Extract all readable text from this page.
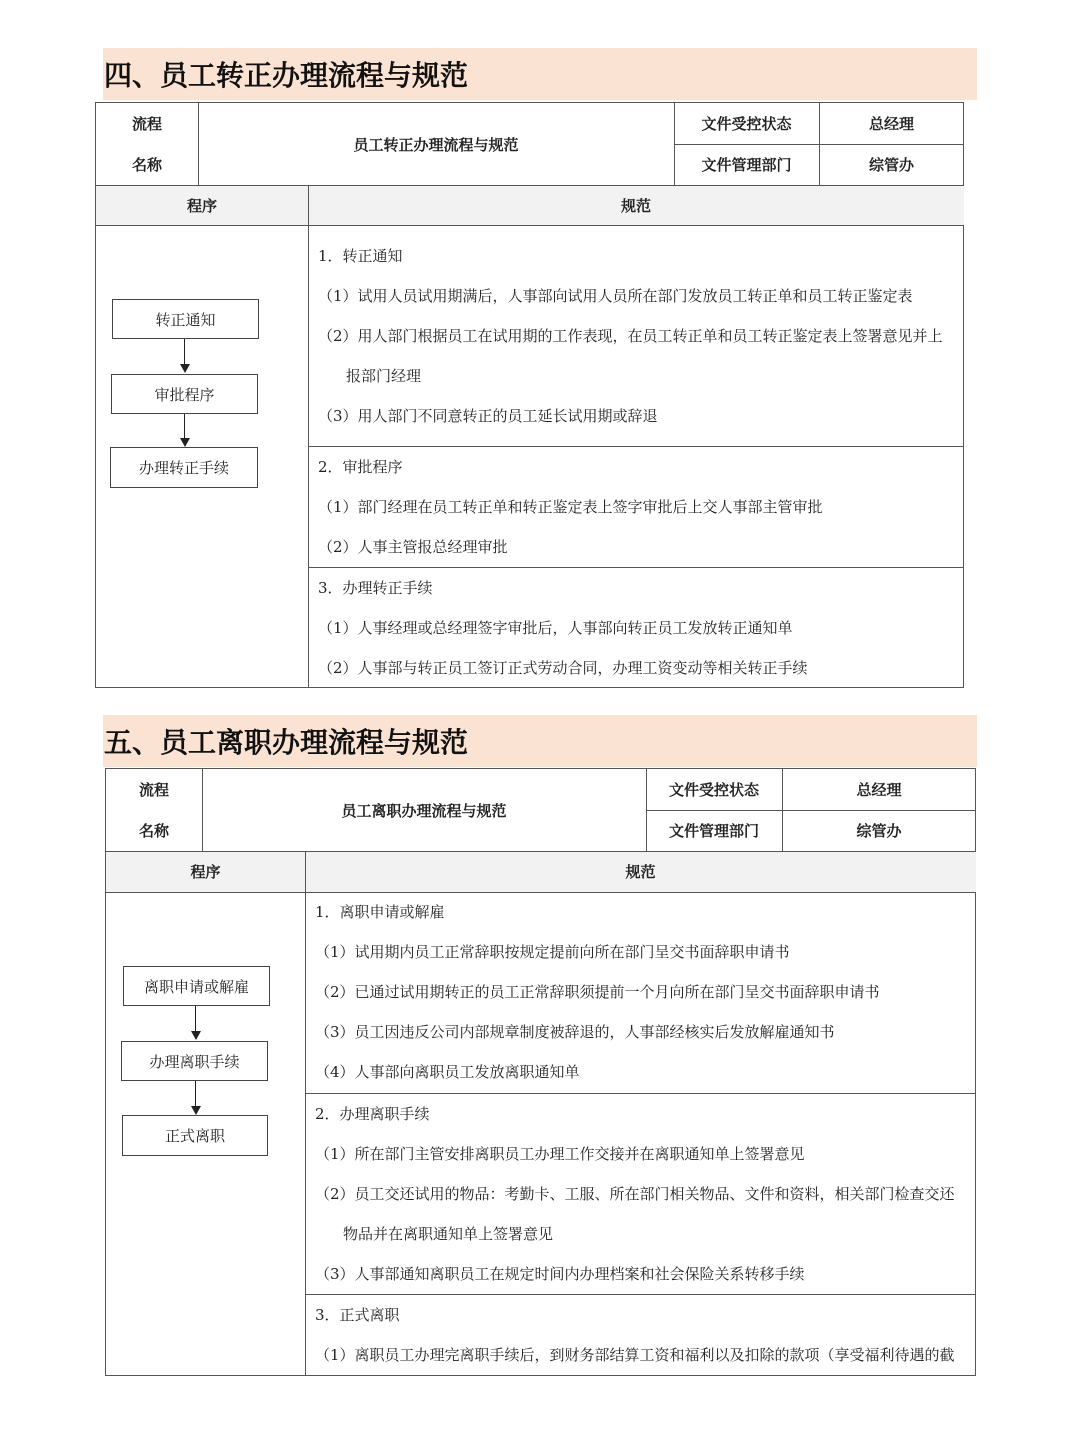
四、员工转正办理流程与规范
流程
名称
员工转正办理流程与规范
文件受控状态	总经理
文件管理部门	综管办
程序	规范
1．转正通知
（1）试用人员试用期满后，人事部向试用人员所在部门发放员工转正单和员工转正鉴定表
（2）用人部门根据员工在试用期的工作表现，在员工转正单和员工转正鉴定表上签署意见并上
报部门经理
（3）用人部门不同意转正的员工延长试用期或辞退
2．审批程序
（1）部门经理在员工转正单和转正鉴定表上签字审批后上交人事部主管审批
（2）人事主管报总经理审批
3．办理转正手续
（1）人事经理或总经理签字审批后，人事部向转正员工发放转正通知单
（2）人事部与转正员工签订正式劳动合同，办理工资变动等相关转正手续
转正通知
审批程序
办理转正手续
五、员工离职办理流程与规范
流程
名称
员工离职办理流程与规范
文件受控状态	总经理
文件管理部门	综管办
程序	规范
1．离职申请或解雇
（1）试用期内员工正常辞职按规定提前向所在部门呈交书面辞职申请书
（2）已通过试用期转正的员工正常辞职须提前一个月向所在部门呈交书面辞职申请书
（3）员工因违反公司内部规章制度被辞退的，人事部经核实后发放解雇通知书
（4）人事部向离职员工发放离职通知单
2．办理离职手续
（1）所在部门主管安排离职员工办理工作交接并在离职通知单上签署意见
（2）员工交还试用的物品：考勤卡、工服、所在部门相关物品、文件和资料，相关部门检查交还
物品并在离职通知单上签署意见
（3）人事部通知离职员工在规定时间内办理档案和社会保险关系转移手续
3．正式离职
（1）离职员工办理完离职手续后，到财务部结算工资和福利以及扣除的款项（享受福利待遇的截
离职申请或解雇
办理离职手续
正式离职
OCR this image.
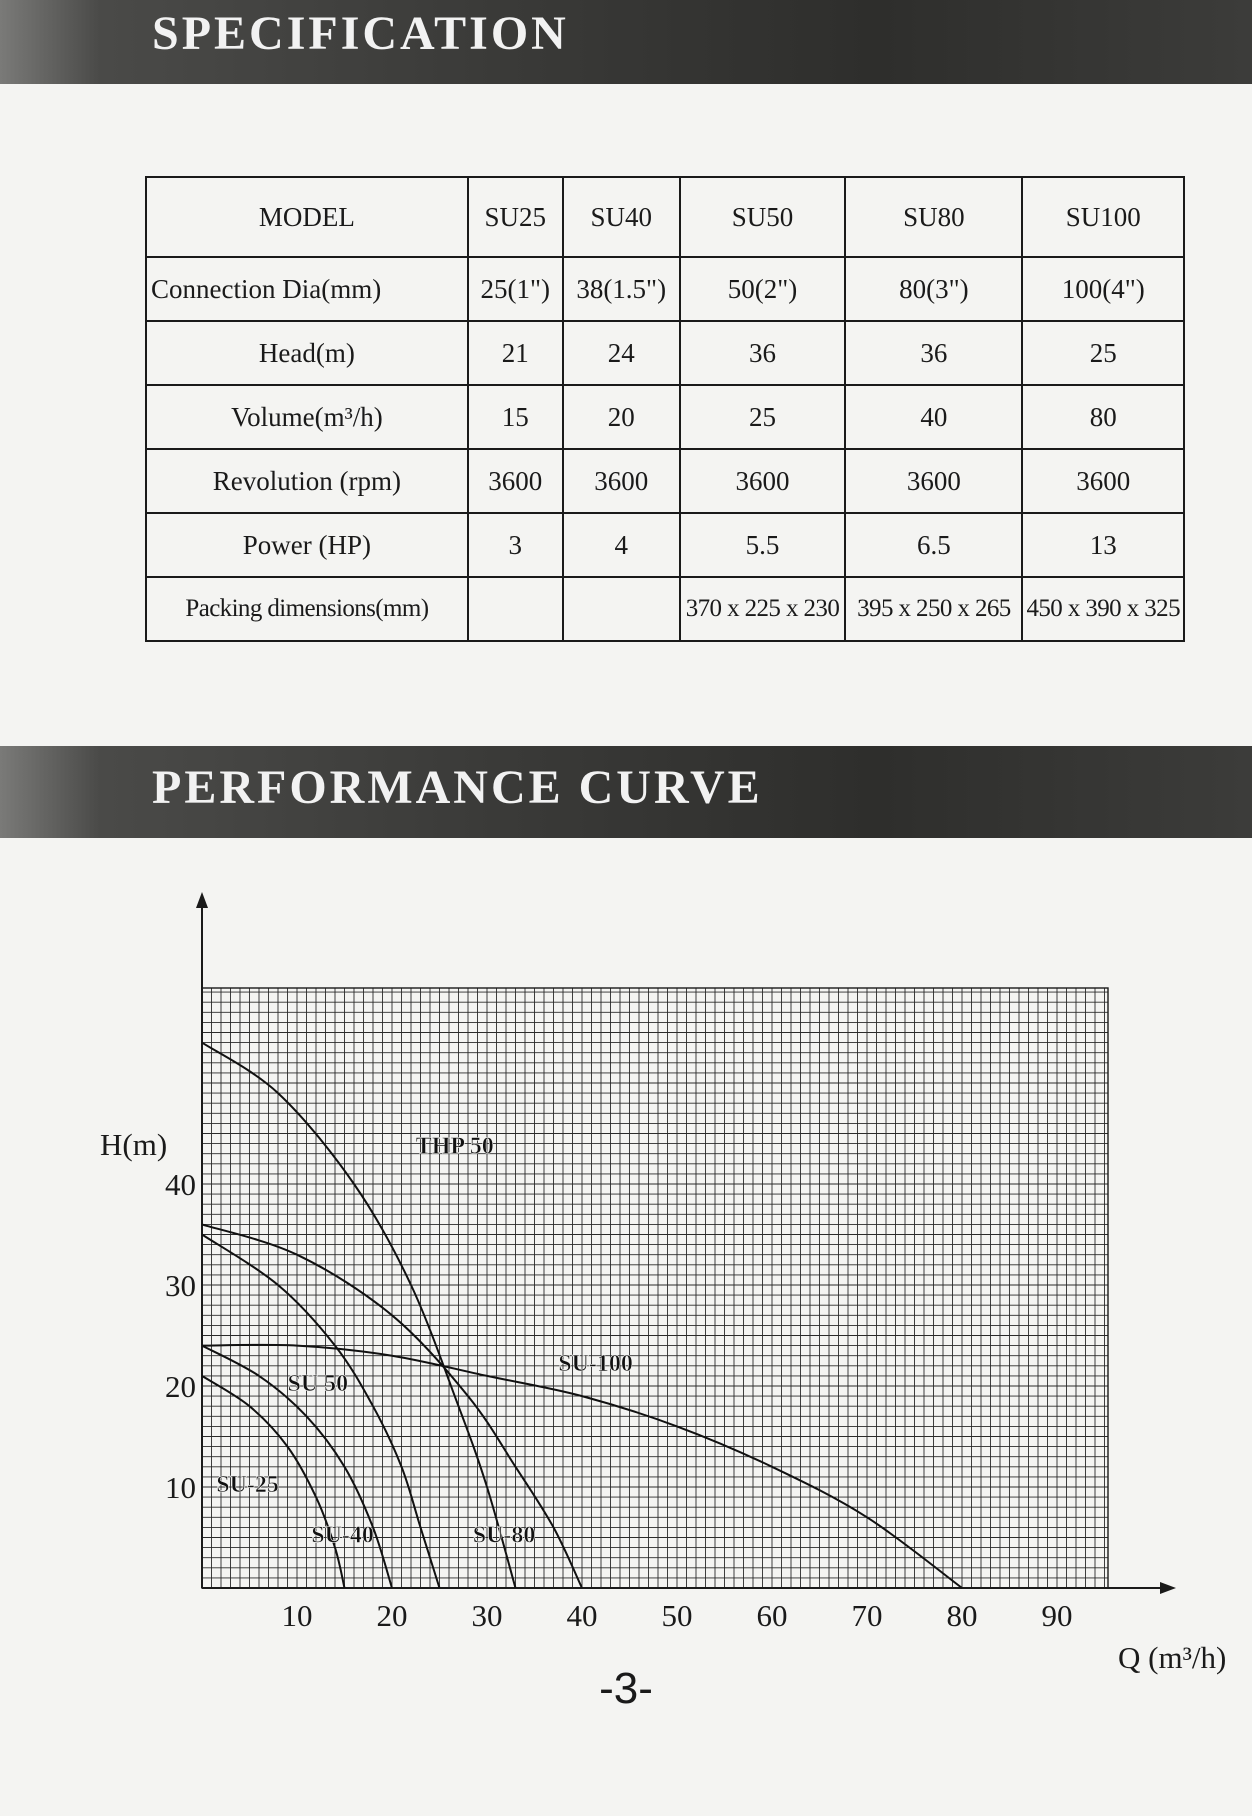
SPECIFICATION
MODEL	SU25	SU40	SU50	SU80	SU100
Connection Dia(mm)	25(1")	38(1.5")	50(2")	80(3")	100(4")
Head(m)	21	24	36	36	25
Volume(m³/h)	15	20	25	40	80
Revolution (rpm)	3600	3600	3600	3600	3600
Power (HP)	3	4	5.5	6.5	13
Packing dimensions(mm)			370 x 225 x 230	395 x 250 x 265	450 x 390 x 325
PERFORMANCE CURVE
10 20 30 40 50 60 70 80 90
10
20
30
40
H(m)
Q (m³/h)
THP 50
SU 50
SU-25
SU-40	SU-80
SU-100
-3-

════════════════

Aim: Leave out the pictures and transcribe everything else exactly.

Task output:
Extract all readable text from this page.
四、员工转正办理流程与规范
流程
名称
员工转正办理流程与规范
文件受控状态	总经理
文件管理部门	综管办
程序	规范
1．转正通知
（1）试用人员试用期满后，人事部向试用人员所在部门发放员工转正单和员工转正鉴定表
（2）用人部门根据员工在试用期的工作表现，在员工转正单和员工转正鉴定表上签署意见并上
报部门经理
（3）用人部门不同意转正的员工延长试用期或辞退
2．审批程序
（1）部门经理在员工转正单和转正鉴定表上签字审批后上交人事部主管审批
（2）人事主管报总经理审批
3．办理转正手续
（1）人事经理或总经理签字审批后，人事部向转正员工发放转正通知单
（2）人事部与转正员工签订正式劳动合同，办理工资变动等相关转正手续
转正通知
审批程序
办理转正手续
五、员工离职办理流程与规范
流程
名称
员工离职办理流程与规范
文件受控状态	总经理
文件管理部门	综管办
程序	规范
1．离职申请或解雇
（1）试用期内员工正常辞职按规定提前向所在部门呈交书面辞职申请书
（2）已通过试用期转正的员工正常辞职须提前一个月向所在部门呈交书面辞职申请书
（3）员工因违反公司内部规章制度被辞退的，人事部经核实后发放解雇通知书
（4）人事部向离职员工发放离职通知单
2．办理离职手续
（1）所在部门主管安排离职员工办理工作交接并在离职通知单上签署意见
（2）员工交还试用的物品：考勤卡、工服、所在部门相关物品、文件和资料，相关部门检查交还
物品并在离职通知单上签署意见
（3）人事部通知离职员工在规定时间内办理档案和社会保险关系转移手续
3．正式离职
（1）离职员工办理完离职手续后，到财务部结算工资和福利以及扣除的款项（享受福利待遇的截
离职申请或解雇
办理离职手续
正式离职
OCR this image.
SPECIFICATION
MODEL	SU25	SU40	SU50	SU80	SU100
Connection Dia(mm)	25(1")	38(1.5")	50(2")	80(3")	100(4")
Head(m)	21	24	36	36	25
Volume(m³/h)	15	20	25	40	80
Revolution (rpm)	3600	3600	3600	3600	3600
Power (HP)	3	4	5.5	6.5	13
Packing dimensions(mm)			370 x 225 x 230	395 x 250 x 265	450 x 390 x 325
PERFORMANCE CURVE
10 20 30 40 50 60 70 80 90
10
20
30
40
H(m)
Q (m³/h)
THP 50
SU 50
SU-25
SU-40	SU-80
SU-100
-3-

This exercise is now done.